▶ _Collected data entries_
## START

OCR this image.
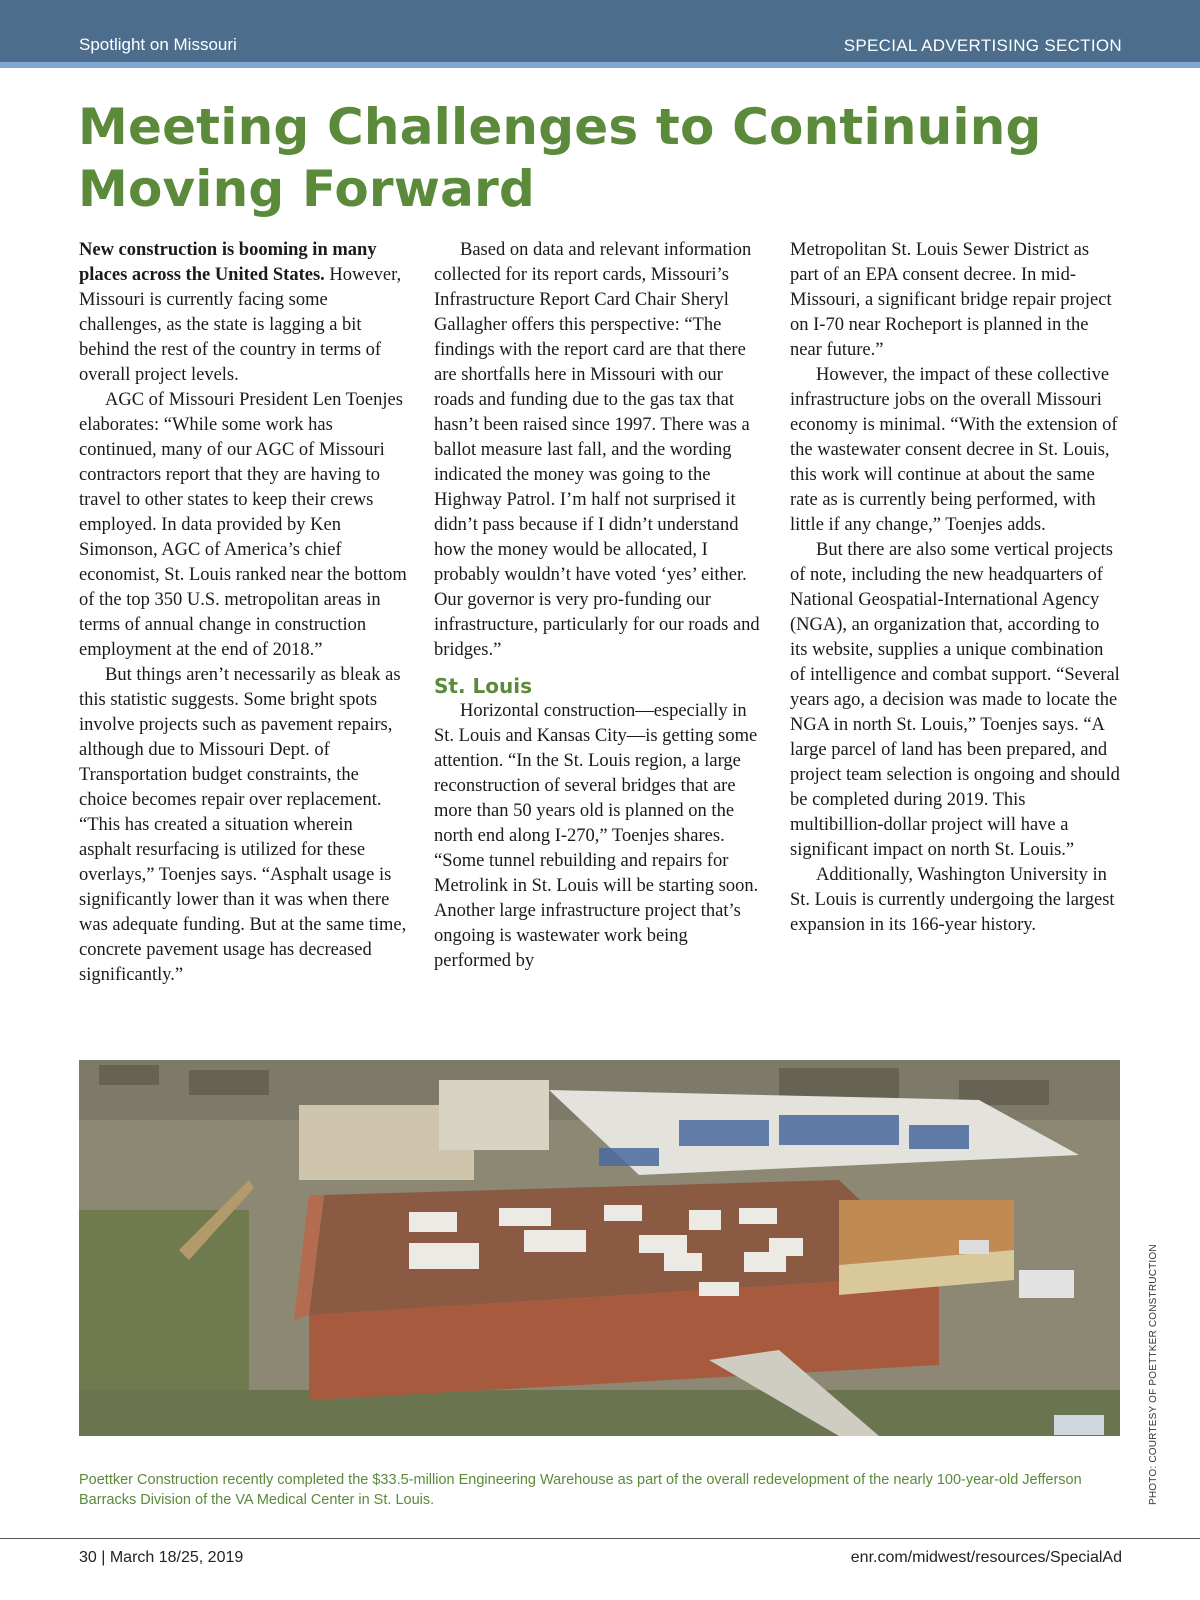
Spotlight on Missouri	SPECIAL ADVERTISING SECTION
Meeting Challenges to Continuing
Moving Forward

New construction is booming in many places across the United States. However, Missouri is currently facing some challenges, as the state is lagging a bit behind the rest of the country in terms of overall project levels.

AGC of Missouri President Len Toenjes elaborates: “While some work has continued, many of our AGC of Missouri contractors report that they are having to travel to other states to keep their crews employed. In data provided by Ken Simonson, AGC of America’s chief economist, St. Louis ranked near the bottom of the top 350 U.S. metropolitan areas in terms of annual change in construction employment at the end of 2018.”

But things aren’t necessarily as bleak as this statistic suggests. Some bright spots involve projects such as pavement repairs, although due to Missouri Dept. of Transportation budget constraints, the choice becomes repair over replacement. “This has created a situation wherein asphalt resurfacing is utilized for these overlays,” Toenjes says. “Asphalt usage is significantly lower than it was when there was adequate funding. But at the same time, concrete pavement usage has decreased significantly.”

Based on data and relevant information collected for its report cards, Missouri’s Infrastructure Report Card Chair Sheryl Gallagher offers this perspective: “The findings with the report card are that there are shortfalls here in Missouri with our roads and funding due to the gas tax that hasn’t been raised since 1997. There was a ballot measure last fall, and the wording indicated the money was going to the Highway Patrol. I’m half not surprised it didn’t pass because if I didn’t understand how the money would be allocated, I probably wouldn’t have voted ‘yes’ either. Our governor is very pro-funding our infrastructure, particularly for our roads and bridges.”

St. Louis

Horizontal construction—especially in St. Louis and Kansas City—is getting some attention. “In the St. Louis region, a large reconstruction of several bridges that are more than 50 years old is planned on the north end along I-270,” Toenjes shares. “Some tunnel rebuilding and repairs for Metrolink in St. Louis will be starting soon. Another large infrastructure project that’s ongoing is wastewater work being performed by

Metropolitan St. Louis Sewer District as part of an EPA consent decree. In mid-Missouri, a significant bridge repair project on I-70 near Rocheport is planned in the near future.”

However, the impact of these collective infrastructure jobs on the overall Missouri economy is minimal. “With the extension of the wastewater consent decree in St. Louis, this work will continue at about the same rate as is currently being performed, with little if any change,” Toenjes adds.

But there are also some vertical projects of note, including the new headquarters of National Geospatial-International Agency (NGA), an organization that, according to its website, supplies a unique combination of intelligence and combat support. “Several years ago, a decision was made to locate the NGA in north St. Louis,” Toenjes says. “A large parcel of land has been prepared, and project team selection is ongoing and should be completed during 2019. This multibillion-dollar project will have a significant impact on north St. Louis.”

Additionally, Washington University in St. Louis is currently undergoing the largest expansion in its 166-year history.

PHOTO: COURTESY OF POETTKER CONSTRUCTION
Poettker Construction recently completed the $33.5-million Engineering Warehouse as part of the overall redevelopment of the nearly 100-year-old Jefferson Barracks Division of the VA Medical Center in St. Louis.
30 | March 18/25, 2019	enr.com/midwest/resources/SpecialAd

## END

▶ _Task_
All of the material above should be reproduced exactly, except the pictures.

▶ _Response to this exercise_
OCR this image.
Spotlight on Missouri	SPECIAL ADVERTISING SECTION
Meeting Challenges to Continuing
Moving Forward

New construction is booming in many places across the United States. However, Missouri is currently facing some challenges, as the state is lagging a bit behind the rest of the country in terms of overall project levels.

AGC of Missouri President Len Toenjes elaborates: “While some work has continued, many of our AGC of Missouri contractors report that they are having to travel to other states to keep their crews employed. In data provided by Ken Simonson, AGC of America’s chief economist, St. Louis ranked near the bottom of the top 350 U.S. metropolitan areas in terms of annual change in construction employment at the end of 2018.”

But things aren’t necessarily as bleak as this statistic suggests. Some bright spots involve projects such as pavement repairs, although due to Missouri Dept. of Transportation budget constraints, the choice becomes repair over replacement. “This has created a situation wherein asphalt resurfacing is utilized for these overlays,” Toenjes says. “Asphalt usage is significantly lower than it was when there was adequate funding. But at the same time, concrete pavement usage has decreased significantly.”

Based on data and relevant information collected for its report cards, Missouri’s Infrastructure Report Card Chair Sheryl Gallagher offers this perspective: “The findings with the report card are that there are shortfalls here in Missouri with our roads and funding due to the gas tax that hasn’t been raised since 1997. There was a ballot measure last fall, and the wording indicated the money was going to the Highway Patrol. I’m half not surprised it didn’t pass because if I didn’t understand how the money would be allocated, I probably wouldn’t have voted ‘yes’ either. Our governor is very pro-funding our infrastructure, particularly for our roads and bridges.”

St. Louis

Horizontal construction—especially in St. Louis and Kansas City—is getting some attention. “In the St. Louis region, a large reconstruction of several bridges that are more than 50 years old is planned on the north end along I-270,” Toenjes shares. “Some tunnel rebuilding and repairs for Metrolink in St. Louis will be starting soon. Another large infrastructure project that’s ongoing is wastewater work being performed by

Metropolitan St. Louis Sewer District as part of an EPA consent decree. In mid-Missouri, a significant bridge repair project on I-70 near Rocheport is planned in the near future.”

However, the impact of these collective infrastructure jobs on the overall Missouri economy is minimal. “With the extension of the wastewater consent decree in St. Louis, this work will continue at about the same rate as is currently being performed, with little if any change,” Toenjes adds.

But there are also some vertical projects of note, including the new headquarters of National Geospatial-International Agency (NGA), an organization that, according to its website, supplies a unique combination of intelligence and combat support. “Several years ago, a decision was made to locate the NGA in north St. Louis,” Toenjes says. “A large parcel of land has been prepared, and project team selection is ongoing and should be completed during 2019. This multibillion-dollar project will have a significant impact on north St. Louis.”

Additionally, Washington University in St. Louis is currently undergoing the largest expansion in its 166-year history.

PHOTO: COURTESY OF POETTKER CONSTRUCTION
Poettker Construction recently completed the $33.5-million Engineering Warehouse as part of the overall redevelopment of the nearly 100-year-old Jefferson Barracks Division of the VA Medical Center in St. Louis.
30 | March 18/25, 2019	enr.com/midwest/resources/SpecialAd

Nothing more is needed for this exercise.